[start]

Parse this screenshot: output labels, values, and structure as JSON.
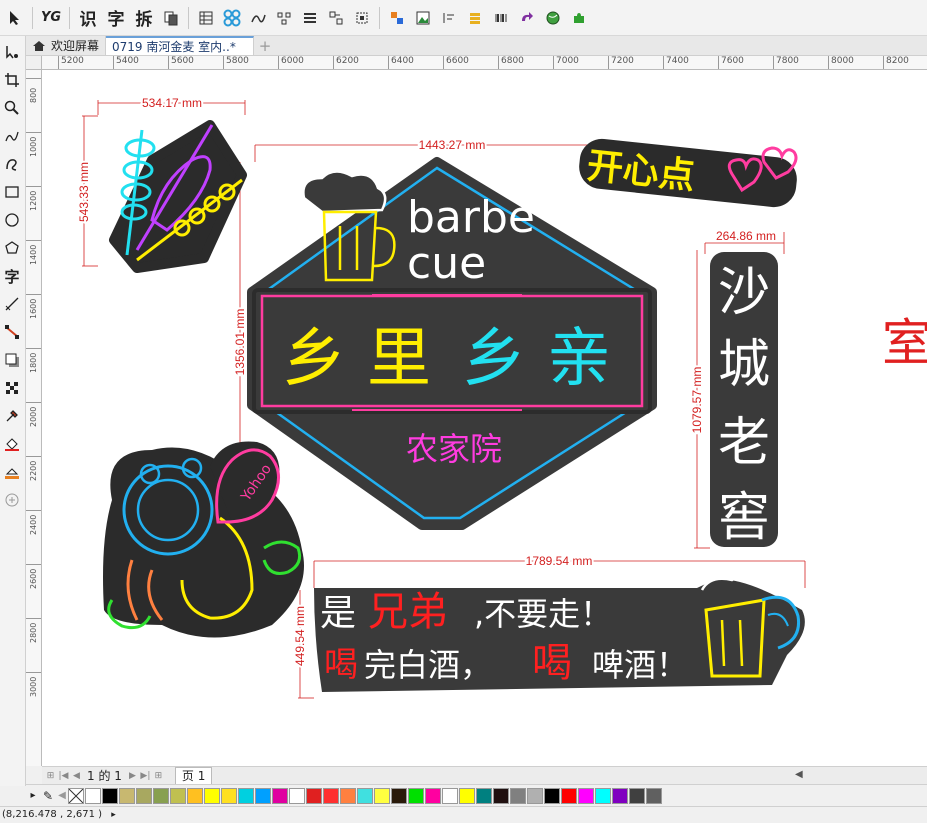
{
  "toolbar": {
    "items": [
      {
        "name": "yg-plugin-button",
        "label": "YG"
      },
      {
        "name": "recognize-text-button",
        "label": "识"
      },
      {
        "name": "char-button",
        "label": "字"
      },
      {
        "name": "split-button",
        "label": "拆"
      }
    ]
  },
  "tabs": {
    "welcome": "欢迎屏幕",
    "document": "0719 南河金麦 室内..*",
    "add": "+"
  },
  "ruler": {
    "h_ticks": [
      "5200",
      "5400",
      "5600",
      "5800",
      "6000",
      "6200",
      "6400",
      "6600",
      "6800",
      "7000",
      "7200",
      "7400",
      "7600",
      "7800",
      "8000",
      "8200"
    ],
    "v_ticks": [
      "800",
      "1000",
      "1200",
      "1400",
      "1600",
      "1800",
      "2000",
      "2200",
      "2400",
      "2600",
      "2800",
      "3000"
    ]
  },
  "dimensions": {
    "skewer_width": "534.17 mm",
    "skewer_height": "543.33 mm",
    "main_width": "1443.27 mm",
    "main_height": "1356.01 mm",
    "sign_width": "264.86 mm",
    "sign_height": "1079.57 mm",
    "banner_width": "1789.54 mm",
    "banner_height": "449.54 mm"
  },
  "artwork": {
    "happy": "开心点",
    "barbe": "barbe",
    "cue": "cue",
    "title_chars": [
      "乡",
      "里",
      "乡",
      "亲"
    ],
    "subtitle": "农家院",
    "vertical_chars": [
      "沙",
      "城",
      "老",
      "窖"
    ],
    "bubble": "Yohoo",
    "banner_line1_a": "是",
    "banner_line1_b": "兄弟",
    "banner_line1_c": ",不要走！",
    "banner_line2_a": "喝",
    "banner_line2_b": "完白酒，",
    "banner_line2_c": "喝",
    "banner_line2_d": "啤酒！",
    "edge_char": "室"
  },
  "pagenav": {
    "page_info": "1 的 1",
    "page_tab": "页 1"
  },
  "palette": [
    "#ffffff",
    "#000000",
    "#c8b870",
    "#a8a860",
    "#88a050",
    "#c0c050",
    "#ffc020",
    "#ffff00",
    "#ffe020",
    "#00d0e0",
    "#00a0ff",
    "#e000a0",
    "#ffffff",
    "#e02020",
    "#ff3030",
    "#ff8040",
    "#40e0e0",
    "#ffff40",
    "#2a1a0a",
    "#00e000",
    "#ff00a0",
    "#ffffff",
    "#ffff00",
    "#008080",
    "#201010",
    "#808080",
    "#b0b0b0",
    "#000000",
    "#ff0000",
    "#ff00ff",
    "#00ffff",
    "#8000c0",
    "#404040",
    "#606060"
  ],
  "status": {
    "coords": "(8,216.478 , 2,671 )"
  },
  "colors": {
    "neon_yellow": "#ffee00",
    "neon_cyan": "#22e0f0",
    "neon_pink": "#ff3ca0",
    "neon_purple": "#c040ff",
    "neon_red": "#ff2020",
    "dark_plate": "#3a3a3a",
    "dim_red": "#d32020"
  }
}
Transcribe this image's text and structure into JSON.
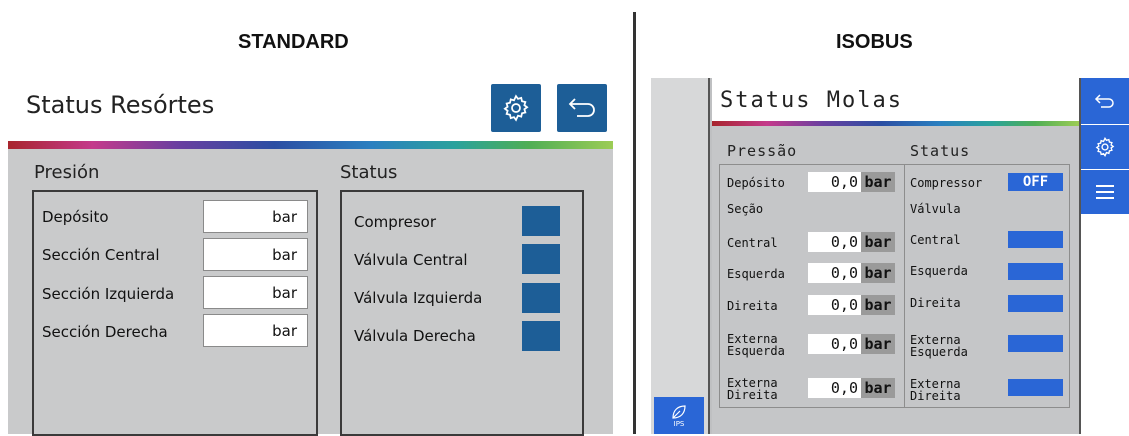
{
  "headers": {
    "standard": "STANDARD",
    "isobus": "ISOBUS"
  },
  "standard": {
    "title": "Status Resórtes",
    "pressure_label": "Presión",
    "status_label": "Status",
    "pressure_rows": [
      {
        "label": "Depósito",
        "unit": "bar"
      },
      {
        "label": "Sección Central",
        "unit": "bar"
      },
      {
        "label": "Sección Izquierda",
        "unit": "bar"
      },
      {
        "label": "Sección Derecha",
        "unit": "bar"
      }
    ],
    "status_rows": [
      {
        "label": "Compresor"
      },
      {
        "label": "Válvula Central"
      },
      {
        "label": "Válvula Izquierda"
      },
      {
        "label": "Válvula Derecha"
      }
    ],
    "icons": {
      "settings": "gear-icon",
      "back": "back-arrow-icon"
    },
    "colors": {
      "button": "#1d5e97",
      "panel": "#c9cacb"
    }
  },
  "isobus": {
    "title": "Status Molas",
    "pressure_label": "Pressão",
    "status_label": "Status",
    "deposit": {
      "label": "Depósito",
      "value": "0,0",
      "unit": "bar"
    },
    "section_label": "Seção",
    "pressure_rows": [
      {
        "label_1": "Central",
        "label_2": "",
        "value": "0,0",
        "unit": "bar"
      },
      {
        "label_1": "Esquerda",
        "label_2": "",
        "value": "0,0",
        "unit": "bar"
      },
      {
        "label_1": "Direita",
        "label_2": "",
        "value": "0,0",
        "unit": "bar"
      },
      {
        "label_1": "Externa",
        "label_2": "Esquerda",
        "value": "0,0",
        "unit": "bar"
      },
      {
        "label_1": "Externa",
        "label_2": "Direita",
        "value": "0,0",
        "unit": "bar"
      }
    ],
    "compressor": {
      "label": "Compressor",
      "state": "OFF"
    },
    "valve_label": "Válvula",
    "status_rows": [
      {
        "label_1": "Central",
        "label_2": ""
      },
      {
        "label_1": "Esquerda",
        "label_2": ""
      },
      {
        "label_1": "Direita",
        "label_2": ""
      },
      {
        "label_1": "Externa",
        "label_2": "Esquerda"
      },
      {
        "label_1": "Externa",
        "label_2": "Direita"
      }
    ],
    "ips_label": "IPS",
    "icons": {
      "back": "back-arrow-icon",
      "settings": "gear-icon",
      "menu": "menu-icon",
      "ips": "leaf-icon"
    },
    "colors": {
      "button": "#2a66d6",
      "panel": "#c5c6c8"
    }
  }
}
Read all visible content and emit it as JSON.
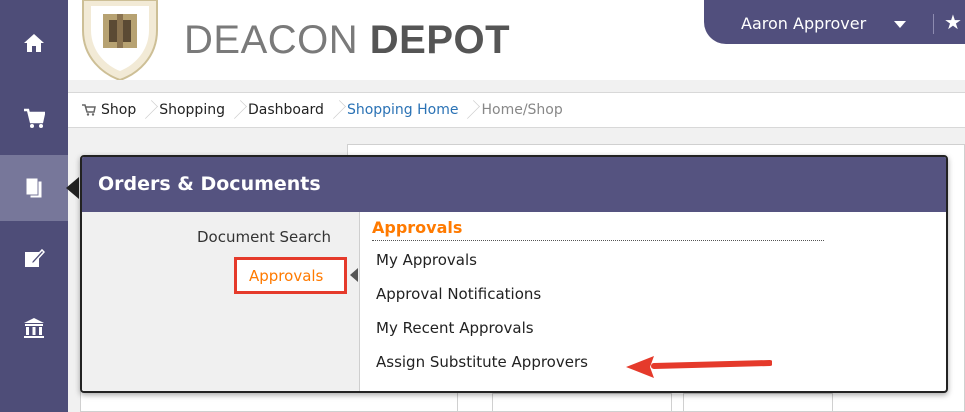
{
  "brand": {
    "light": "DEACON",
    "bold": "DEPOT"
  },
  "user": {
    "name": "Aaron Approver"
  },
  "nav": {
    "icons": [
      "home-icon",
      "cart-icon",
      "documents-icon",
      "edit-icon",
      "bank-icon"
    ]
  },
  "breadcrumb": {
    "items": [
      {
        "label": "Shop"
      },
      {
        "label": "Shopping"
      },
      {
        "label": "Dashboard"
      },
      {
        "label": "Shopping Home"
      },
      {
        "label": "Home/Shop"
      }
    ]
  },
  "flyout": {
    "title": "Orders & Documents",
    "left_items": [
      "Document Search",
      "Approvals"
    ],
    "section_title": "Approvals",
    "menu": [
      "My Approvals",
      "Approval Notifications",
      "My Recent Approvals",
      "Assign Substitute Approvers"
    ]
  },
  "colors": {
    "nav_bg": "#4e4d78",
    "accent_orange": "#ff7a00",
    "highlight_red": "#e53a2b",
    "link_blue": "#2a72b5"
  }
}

[end]

Your goal – Repeat the material above word for word and skip every image in it.

Output for this task –
Parse this screenshot: output labels, values, and structure as JSON.
{
  "toolbar": {
    "items": [
      {
        "name": "yg-plugin-button",
        "label": "YG"
      },
      {
        "name": "recognize-text-button",
        "label": "识"
      },
      {
        "name": "char-button",
        "label": "字"
      },
      {
        "name": "split-button",
        "label": "拆"
      }
    ]
  },
  "tabs": {
    "welcome": "欢迎屏幕",
    "document": "0719 南河金麦 室内..*",
    "add": "+"
  },
  "ruler": {
    "h_ticks": [
      "5200",
      "5400",
      "5600",
      "5800",
      "6000",
      "6200",
      "6400",
      "6600",
      "6800",
      "7000",
      "7200",
      "7400",
      "7600",
      "7800",
      "8000",
      "8200"
    ],
    "v_ticks": [
      "800",
      "1000",
      "1200",
      "1400",
      "1600",
      "1800",
      "2000",
      "2200",
      "2400",
      "2600",
      "2800",
      "3000"
    ]
  },
  "dimensions": {
    "skewer_width": "534.17 mm",
    "skewer_height": "543.33 mm",
    "main_width": "1443.27 mm",
    "main_height": "1356.01 mm",
    "sign_width": "264.86 mm",
    "sign_height": "1079.57 mm",
    "banner_width": "1789.54 mm",
    "banner_height": "449.54 mm"
  },
  "artwork": {
    "happy": "开心点",
    "barbe": "barbe",
    "cue": "cue",
    "title_chars": [
      "乡",
      "里",
      "乡",
      "亲"
    ],
    "subtitle": "农家院",
    "vertical_chars": [
      "沙",
      "城",
      "老",
      "窖"
    ],
    "bubble": "Yohoo",
    "banner_line1_a": "是",
    "banner_line1_b": "兄弟",
    "banner_line1_c": ",不要走！",
    "banner_line2_a": "喝",
    "banner_line2_b": "完白酒，",
    "banner_line2_c": "喝",
    "banner_line2_d": "啤酒！",
    "edge_char": "室"
  },
  "pagenav": {
    "page_info": "1 的 1",
    "page_tab": "页 1"
  },
  "palette": [
    "#ffffff",
    "#000000",
    "#c8b870",
    "#a8a860",
    "#88a050",
    "#c0c050",
    "#ffc020",
    "#ffff00",
    "#ffe020",
    "#00d0e0",
    "#00a0ff",
    "#e000a0",
    "#ffffff",
    "#e02020",
    "#ff3030",
    "#ff8040",
    "#40e0e0",
    "#ffff40",
    "#2a1a0a",
    "#00e000",
    "#ff00a0",
    "#ffffff",
    "#ffff00",
    "#008080",
    "#201010",
    "#808080",
    "#b0b0b0",
    "#000000",
    "#ff0000",
    "#ff00ff",
    "#00ffff",
    "#8000c0",
    "#404040",
    "#606060"
  ],
  "status": {
    "coords": "(8,216.478 , 2,671 )"
  },
  "colors": {
    "neon_yellow": "#ffee00",
    "neon_cyan": "#22e0f0",
    "neon_pink": "#ff3ca0",
    "neon_purple": "#c040ff",
    "neon_red": "#ff2020",
    "dark_plate": "#3a3a3a",
    "dim_red": "#d32020"
  }
}
Transcribe this image's text and structure into JSON.
{
  "headers": {
    "standard": "STANDARD",
    "isobus": "ISOBUS"
  },
  "standard": {
    "title": "Status Resórtes",
    "pressure_label": "Presión",
    "status_label": "Status",
    "pressure_rows": [
      {
        "label": "Depósito",
        "unit": "bar"
      },
      {
        "label": "Sección Central",
        "unit": "bar"
      },
      {
        "label": "Sección Izquierda",
        "unit": "bar"
      },
      {
        "label": "Sección Derecha",
        "unit": "bar"
      }
    ],
    "status_rows": [
      {
        "label": "Compresor"
      },
      {
        "label": "Válvula Central"
      },
      {
        "label": "Válvula Izquierda"
      },
      {
        "label": "Válvula Derecha"
      }
    ],
    "icons": {
      "settings": "gear-icon",
      "back": "back-arrow-icon"
    },
    "colors": {
      "button": "#1d5e97",
      "panel": "#c9cacb"
    }
  },
  "isobus": {
    "title": "Status Molas",
    "pressure_label": "Pressão",
    "status_label": "Status",
    "deposit": {
      "label": "Depósito",
      "value": "0,0",
      "unit": "bar"
    },
    "section_label": "Seção",
    "pressure_rows": [
      {
        "label_1": "Central",
        "label_2": "",
        "value": "0,0",
        "unit": "bar"
      },
      {
        "label_1": "Esquerda",
        "label_2": "",
        "value": "0,0",
        "unit": "bar"
      },
      {
        "label_1": "Direita",
        "label_2": "",
        "value": "0,0",
        "unit": "bar"
      },
      {
        "label_1": "Externa",
        "label_2": "Esquerda",
        "value": "0,0",
        "unit": "bar"
      },
      {
        "label_1": "Externa",
        "label_2": "Direita",
        "value": "0,0",
        "unit": "bar"
      }
    ],
    "compressor": {
      "label": "Compressor",
      "state": "OFF"
    },
    "valve_label": "Válvula",
    "status_rows": [
      {
        "label_1": "Central",
        "label_2": ""
      },
      {
        "label_1": "Esquerda",
        "label_2": ""
      },
      {
        "label_1": "Direita",
        "label_2": ""
      },
      {
        "label_1": "Externa",
        "label_2": "Esquerda"
      },
      {
        "label_1": "Externa",
        "label_2": "Direita"
      }
    ],
    "ips_label": "IPS",
    "icons": {
      "back": "back-arrow-icon",
      "settings": "gear-icon",
      "menu": "menu-icon",
      "ips": "leaf-icon"
    },
    "colors": {
      "button": "#2a66d6",
      "panel": "#c5c6c8"
    }
  }
}
Read all visible content and emit it as JSON.
{
  "brand": {
    "light": "DEACON",
    "bold": "DEPOT"
  },
  "user": {
    "name": "Aaron Approver"
  },
  "nav": {
    "icons": [
      "home-icon",
      "cart-icon",
      "documents-icon",
      "edit-icon",
      "bank-icon"
    ]
  },
  "breadcrumb": {
    "items": [
      {
        "label": "Shop"
      },
      {
        "label": "Shopping"
      },
      {
        "label": "Dashboard"
      },
      {
        "label": "Shopping Home"
      },
      {
        "label": "Home/Shop"
      }
    ]
  },
  "flyout": {
    "title": "Orders & Documents",
    "left_items": [
      "Document Search",
      "Approvals"
    ],
    "section_title": "Approvals",
    "menu": [
      "My Approvals",
      "Approval Notifications",
      "My Recent Approvals",
      "Assign Substitute Approvers"
    ]
  },
  "colors": {
    "nav_bg": "#4e4d78",
    "accent_orange": "#ff7a00",
    "highlight_red": "#e53a2b",
    "link_blue": "#2a72b5"
  }
}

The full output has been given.